» **STATED TASK**: Seek out every line containing the word "абзацем", and copy each.

====== DATA SHOWN ======

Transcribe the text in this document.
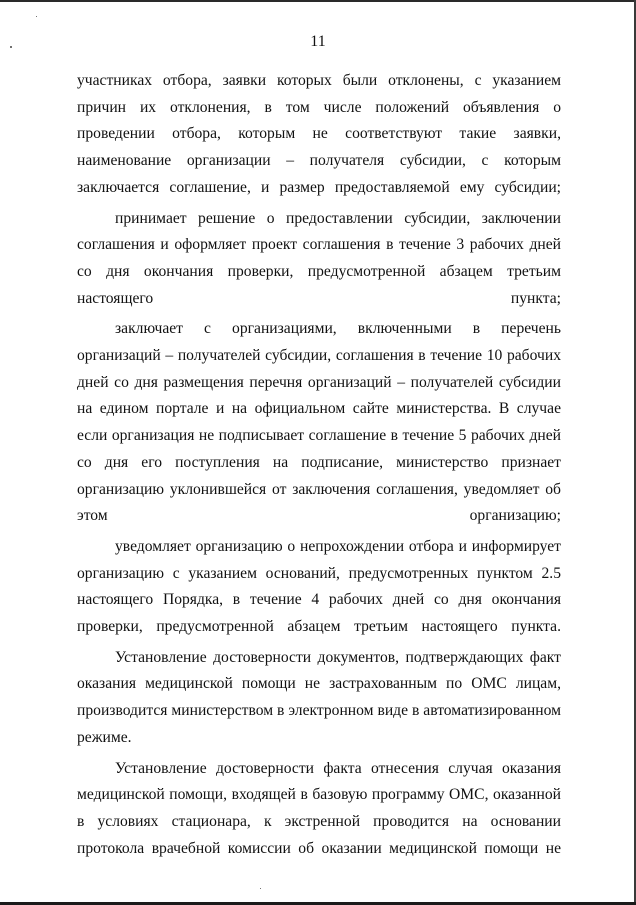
11

участниках отбора, заявки которых были отклонены, с указанием причин их отклонения, в том числе положений объявления о проведении отбора, которым не соответствуют такие заявки, наименование организации – получателя субсидии, с которым заключается соглашение, и размер предоставляемой ему субсидии;

принимает решение о предоставлении субсидии, заключении соглашения и оформляет проект соглашения в течение 3 рабочих дней со дня окончания проверки, предусмотренной абзацем третьим настоящего пункта;

заключает с организациями, включенными в перечень организаций – получателей субсидии, соглашения в течение 10 рабочих дней со дня размещения перечня организаций – получателей субсидии на едином портале и на официальном сайте министерства. В случае если организация не подписывает соглашение в течение 5 рабочих дней со дня его поступления на подписание, министерство признает организацию уклонившейся от заключения соглашения, уведомляет об этом организацию;

уведомляет организацию о непрохождении отбора и информирует организацию с указанием оснований, предусмотренных пунктом 2.5 настоящего Порядка, в течение 4 рабочих дней со дня окончания проверки, предусмотренной абзацем третьим настоящего пункта.

Установление достоверности документов, подтверждающих факт оказания медицинской помощи не застрахованным по ОМС лицам, производится министерством в электронном виде в автоматизированном режиме.

Установление достоверности факта отнесения случая оказания медицинской помощи, входящей в базовую программу ОМС, оказанной в условиях стационара, к экстренной проводится на основании протокола врачебной комиссии об оказании медицинской помощи не
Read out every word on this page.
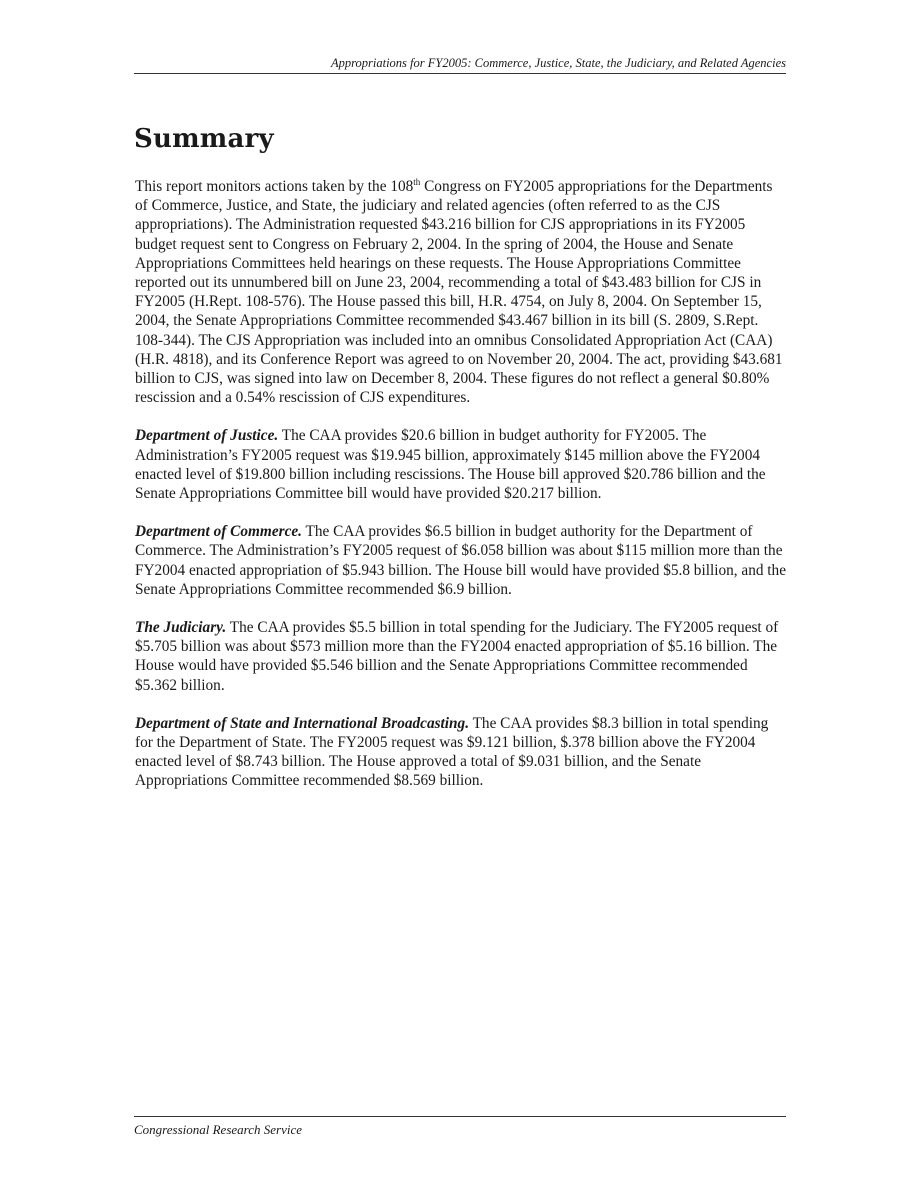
Appropriations for FY2005: Commerce, Justice, State, the Judiciary, and Related Agencies
Summary

This report monitors actions taken by the 108th Congress on FY2005 appropriations for the Departments of Commerce, Justice, and State, the judiciary and related agencies (often referred to as the CJS appropriations). The Administration requested $43.216 billion for CJS appropriations in its FY2005 budget request sent to Congress on February 2, 2004. In the spring of 2004, the House and Senate Appropriations Committees held hearings on these requests. The House Appropriations Committee reported out its unnumbered bill on June 23, 2004, recommending a total of $43.483 billion for CJS in FY2005 (H.Rept. 108-576). The House passed this bill, H.R. 4754, on July 8, 2004. On September 15, 2004, the Senate Appropriations Committee recommended $43.467 billion in its bill (S. 2809, S.Rept. 108-344). The CJS Appropriation was included into an omnibus Consolidated Appropriation Act (CAA) (H.R. 4818), and its Conference Report was agreed to on November 20, 2004. The act, providing $43.681 billion to CJS, was signed into law on December 8, 2004. These figures do not reflect a general $0.80% rescission and a 0.54% rescission of CJS expenditures.

Department of Justice. The CAA provides $20.6 billion in budget authority for FY2005. The Administration’s FY2005 request was $19.945 billion, approximately $145 million above the FY2004 enacted level of $19.800 billion including rescissions. The House bill approved $20.786 billion and the Senate Appropriations Committee bill would have provided $20.217 billion.

Department of Commerce. The CAA provides $6.5 billion in budget authority for the Department of Commerce. The Administration’s FY2005 request of $6.058 billion was about $115 million more than the FY2004 enacted appropriation of $5.943 billion. The House bill would have provided $5.8 billion, and the Senate Appropriations Committee recommended $6.9 billion.

The Judiciary. The CAA provides $5.5 billion in total spending for the Judiciary. The FY2005 request of $5.705 billion was about $573 million more than the FY2004 enacted appropriation of $5.16 billion. The House would have provided $5.546 billion and the Senate Appropriations Committee recommended $5.362 billion.

Department of State and International Broadcasting. The CAA provides $8.3 billion in total spending for the Department of State. The FY2005 request was $9.121 billion, $.378 billion above the FY2004 enacted level of $8.743 billion. The House approved a total of $9.031 billion, and the Senate Appropriations Committee recommended $8.569 billion.

Congressional Research Service
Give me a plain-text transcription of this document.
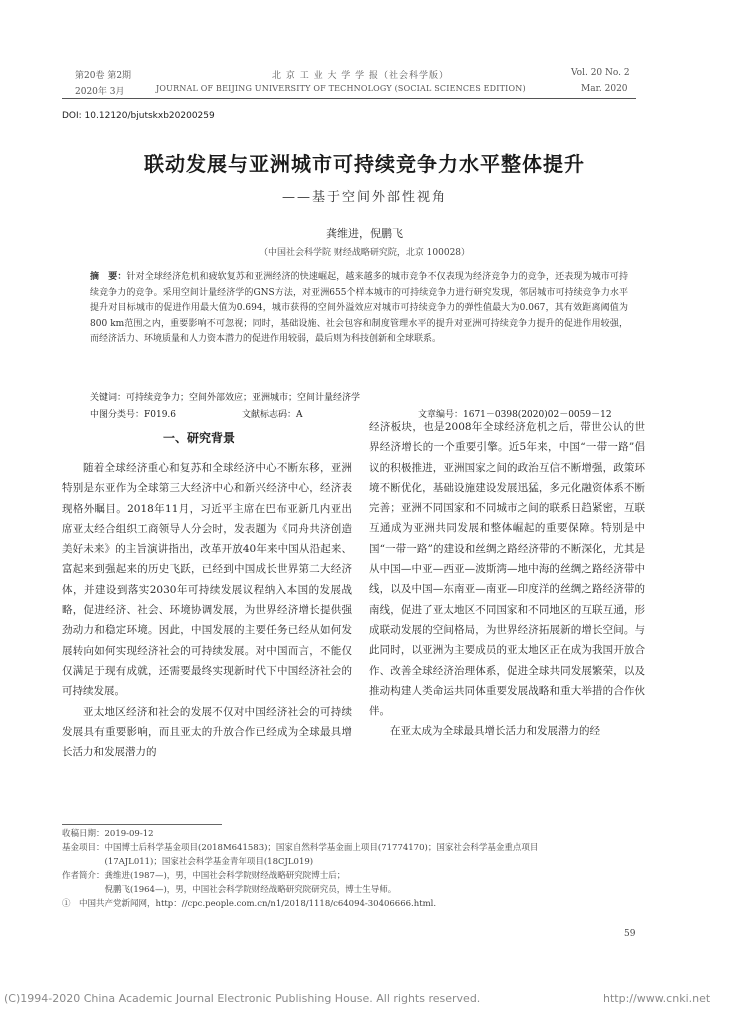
第20卷 第2期	北 京 工 业 大 学 学 报（社会科学版）	Vol. 20 No. 2
2020年 3月	JOURNAL OF BEIJING UNIVERSITY OF TECHNOLOGY (SOCIAL SCIENCES EDITION)	Mar. 2020
DOI: 10.12120/bjutskxb20200259
联动发展与亚洲城市可持续竞争力水平整体提升
——基于空间外部性视角
龚维进，倪鹏飞
（中国社会科学院 财经战略研究院，北京 100028）
摘　要：针对全球经济危机和疲软复苏和亚洲经济的快速崛起，越来越多的城市竞争不仅表现为经济竞争力的竞争，还表现为城市可持续竞争力的竞争。采用空间计量经济学的GNS方法，对亚洲655个样本城市的可持续竞争力进行研究发现，邻居城市可持续竞争力水平提升对目标城市的促进作用最大值为0.694，城市获得的空间外溢效应对城市可持续竞争力的弹性值最大为0.067，其有效距离阈值为800 km范围之内，重要影响不可忽视；同时，基础设施、社会包容和制度管理水平的提升对亚洲可持续竞争力提升的促进作用较强，而经济活力、环境质量和人力资本潜力的促进作用较弱，最后则为科技创新和全球联系。
关键词：可持续竞争力；空间外部效应；亚洲城市；空间计量经济学
中图分类号：F019.6	文献标志码：A	文章编号：1671－0398(2020)02－0059－12
一、研究背景

随着全球经济重心和复苏和全球经济中心不断东移，亚洲特别是东亚作为全球第三大经济中心和新兴经济中心，经济表现格外瞩目。2018年11月，习近平主席在巴布亚新几内亚出席亚太经合组织工商领导人分会时，发表题为《同舟共济创造美好未来》的主旨演讲指出，改革开放40年来中国从沿起来、富起来到强起来的历史飞跃，已经到中国成长世界第二大经济体，并建设到落实2030年可持续发展议程纳入本国的发展战略，促进经济、社会、环境协调发展，为世界经济增长提供强劲动力和稳定环境。因此，中国发展的主要任务已经从如何发展转向如何实现经济社会的可持续发展。对中国而言，不能仅仅满足于现有成就，还需要最终实现新时代下中国经济社会的可持续发展。

亚太地区经济和社会的发展不仅对中国经济社会的可持续发展具有重要影响，而且亚太的升放合作已经成为全球最具增长活力和发展潜力的

经济板块，也是2008年全球经济危机之后，带世公认的世界经济增长的一个重要引擎。近5年来，中国“一带一路”倡议的积极推进，亚洲国家之间的政治互信不断增强，政策环境不断优化，基础设施建设发展迅猛，多元化融资体系不断完善；亚洲不同国家和不同城市之间的联系日趋紧密，互联互通成为亚洲共同发展和整体崛起的重要保障。特别是中国“一带一路”的建设和丝绸之路经济带的不断深化，尤其是从中国—中亚—西亚—波斯湾—地中海的丝绸之路经济带中线，以及中国—东南亚—南亚—印度洋的丝绸之路经济带的南线，促进了亚太地区不同国家和不同地区的互联互通，形成联动发展的空间格局，为世界经济拓展新的增长空间。与此同时，以亚洲为主要成员的亚太地区正在成为我国开放合作、改善全球经济治理体系，促进全球共同发展繁荣，以及推动构建人类命运共同体重要发展战略和重大举措的合作伙伴。

在亚太成为全球最具增长活力和发展潜力的经

收稿日期：2019-09-12
基金项目：中国博士后科学基金项目(2018M641583)；国家自然科学基金面上项目(71774170)；国家社会科学基金重点项目
　　　　　(17AJL011)；国家社会科学基金青年项目(18CJL019)
作者简介：龚维进(1987—)，男，中国社会科学院财经战略研究院博士后；
　　　　　倪鹏飞(1964—)，男，中国社会科学院财经战略研究院研究员，博士生导师。
①　中国共产党新闻网，http：//cpc.people.com.cn/n1/2018/1118/c64094-30406666.html.
59
(C)1994-2020 China Academic Journal Electronic Publishing House. All rights reserved.	http://www.cnki.net
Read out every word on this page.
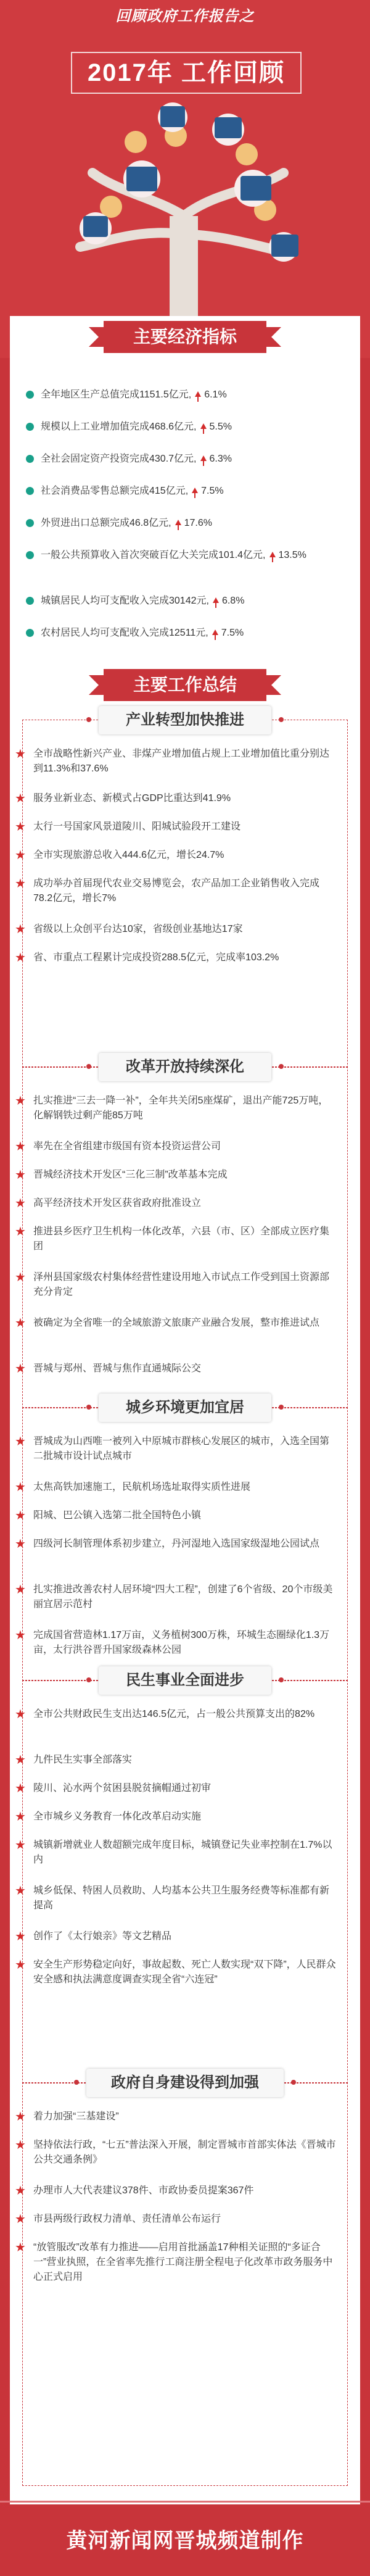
回顾政府工作报告之
2017年 工作回顾
主要经济指标
全年地区生产总值完成1151.5亿元, 6.1%
规模以上工业增加值完成468.6亿元, 5.5%
全社会固定资产投资完成430.7亿元, 6.3%
社会消费品零售总额完成415亿元, 7.5%
外贸进出口总额完成46.8亿元, 17.6%
一般公共预算收入首次突破百亿大关完成101.4亿元, 13.5%
城镇居民人均可支配收入完成30142元, 6.8%
农村居民人均可支配收入完成12511元, 7.5%
主要工作总结
产业转型加快推进
★ 全市战略性新兴产业、非煤产业增加值占规上工业增加值比重分别达到11.3%和37.6%
★ 服务业新业态、新模式占GDP比重达到41.9%
★ 太行一号国家风景道陵川、阳城试验段开工建设
★ 全市实现旅游总收入444.6亿元，增长24.7%
★ 成功举办首届现代农业交易博览会，农产品加工企业销售收入完成78.2亿元，增长7%
★ 省级以上众创平台达10家，省级创业基地达17家
★ 省、市重点工程累计完成投资288.5亿元，完成率103.2%
改革开放持续深化
★ 扎实推进“三去一降一补”，全年共关闭5座煤矿，退出产能725万吨，化解钢铁过剩产能85万吨
★ 率先在全省组建市级国有资本投资运营公司
★ 晋城经济技术开发区“三化三制”改革基本完成
★ 高平经济技术开发区获省政府批准设立
★ 推进县乡医疗卫生机构一体化改革，六县（市、区）全部成立医疗集团
★ 泽州县国家级农村集体经营性建设用地入市试点工作受到国土资源部充分肯定
★ 被确定为全省唯一的全域旅游文旅康产业融合发展，整市推进试点
★ 晋城与郑州、晋城与焦作直通城际公交
城乡环境更加宜居
★ 晋城成为山西唯一被列入中原城市群核心发展区的城市，入选全国第二批城市设计试点城市
★ 太焦高铁加速施工，民航机场选址取得实质性进展
★ 阳城、巴公镇入选第二批全国特色小镇
★ 四级河长制管理体系初步建立，丹河湿地入选国家级湿地公园试点
★ 扎实推进改善农村人居环境“四大工程”，创建了6个省级、20个市级美丽宜居示范村
★ 完成国省营造林1.17万亩，义务植树300万株，环城生态圈绿化1.3万亩，太行洪谷晋升国家级森林公园
民生事业全面进步
★ 全市公共财政民生支出达146.5亿元，占一般公共预算支出的82%
★ 九件民生实事全部落实
★ 陵川、沁水两个贫困县脱贫摘帽通过初审
★ 全市城乡义务教育一体化改革启动实施
★ 城镇新增就业人数超额完成年度目标，城镇登记失业率控制在1.7%以内
★ 城乡低保、特困人员救助、人均基本公共卫生服务经费等标准都有新提高
★ 创作了《太行娘亲》等文艺精品
★ 安全生产形势稳定向好，事故起数、死亡人数实现“双下降”，人民群众安全感和执法满意度调查实现全省“六连冠”
政府自身建设得到加强
★ 着力加强“三基建设”
★ 坚持依法行政，“七五”普法深入开展，制定晋城市首部实体法《晋城市公共交通条例》
★ 办理市人大代表建议378件、市政协委员提案367件
★ 市县两级行政权力清单、责任清单公布运行
★ “放管服改”改革有力推进——启用首批涵盖17种相关证照的“多证合一”营业执照，在全省率先推行工商注册全程电子化改革市政务服务中心正式启用
黄河新闻网晋城频道制作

======

» **PROBLEM SOLUTION**:
принимает решение о предоставлении субсидии, заключении соглашения и оформляет проект соглашения в течение 3 рабочих дней со дня окончания проверки, предусмотренной абзацем третьим настоящего пункта;
уведомляет организацию о непрохождении отбора и информирует организацию с указанием оснований, предусмотренных пунктом 2.5 настоящего Порядка, в течение 4 рабочих дней со дня окончания проверки, предусмотренной абзацем третьим настоящего пункта.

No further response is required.